(TEXT BLOCK):

>>>>>

Crypto is on a wild ride with some speculators recently losing life savings even as others stay the course and continue to buy in. One of the parties along for the ride is the Internal Revenue Service (IRS), which scored a big win in the U.S. District Court in September. The Court cleared the way for the agency to obtain client records maintained by a crypto platform. The move allows the IRS to identify taxpayers with unreported income on crypto transactions.
The Department of Justice (DOJ) recently announced that the U.S. District Court authorized a summons upon M.Y. Safra Bank to provide information to the IRS on taxpayers. The IRS is looking to identify taxpayers who may be committing tax fraud by using cryptocurrency, a platform that has only in recent years gained strong interest from the IRS. In this summons, the IRS is particularly looking at transactions brokered through SFOX, a crypto dealer. SFOX uses the services of M.Y. Safra Bank, which has its headquarters in New York.

<<<<<

(DATA SECTION):
>>>>>

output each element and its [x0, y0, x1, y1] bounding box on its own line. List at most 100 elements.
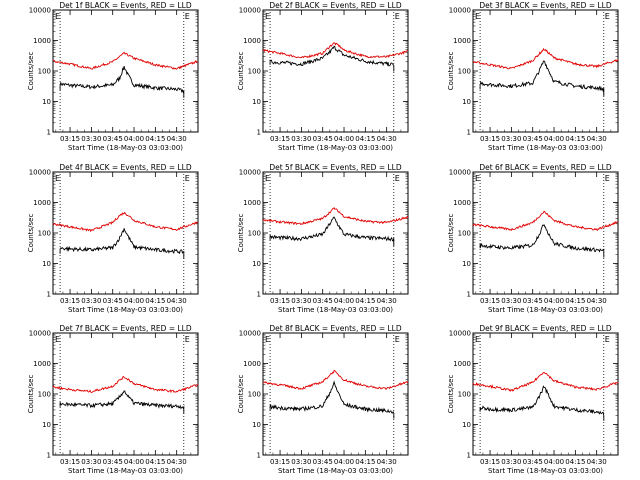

<<<<<

(PROBLEMS TO WORK ON):
1) Repeat the passage on the IRS and crypto client records starting at "Crypto is on" and ending at "on crypto transactions.", swapping "speculators" for "investors".
2) Carry the passage about the IRS summons for crypto client records forward from its final sentence.

(ANSWERS BY TASK):
1)
Crypto is on a wild ride with some investors recently losing life savings even as others stay the course and continue to buy in. One of the parties along for the ride is the Internal Revenue Service (IRS), which scored a big win in the U.S. District Court in September. The Court cleared the way for the agency to obtain client records maintained by a crypto platform. The move allows the IRS to identify taxpayers with unreported income on crypto transactions.

2)
The aim of the IRS is deceptively simple. Just as the IRS presses to pursue taxpayers for failure to file income tax returns and pay their tax liability, the agency is pursuing those who have shifted wealth into cyber platforms. In 2020, the IRS added a crypto earnings question to tax returns and in 2021, legislation passed with the infrastructure bill requires annual tax reporting from crypto brokers beginning in January 2023.
While crypto remains an enigma to many, the digital currency continues to make inroads, even as it proves itself—at least at present—unstable. As noted by a Deputy Assistant Attorney working with the SFOX matter, “Taxpayers are required to truthfully report their tax liabilities on their returns, and liabilities that arise from cryptocurrency transactions are not exempt. The government is committed to using all of the tools at its disposal, including John Doe summonses, to identify taxpayers who have understated their tax liabilities by not reporting cryptocurrency transactions, and to make sure that everyone pays their fair share.”
As scrutiny of digital currency by the IRS tightens, take stock of your own cyber coin. If you know you are not compliant, speak with a tax attorney about options for amending your returns—before the IRS reaches out to speak with you.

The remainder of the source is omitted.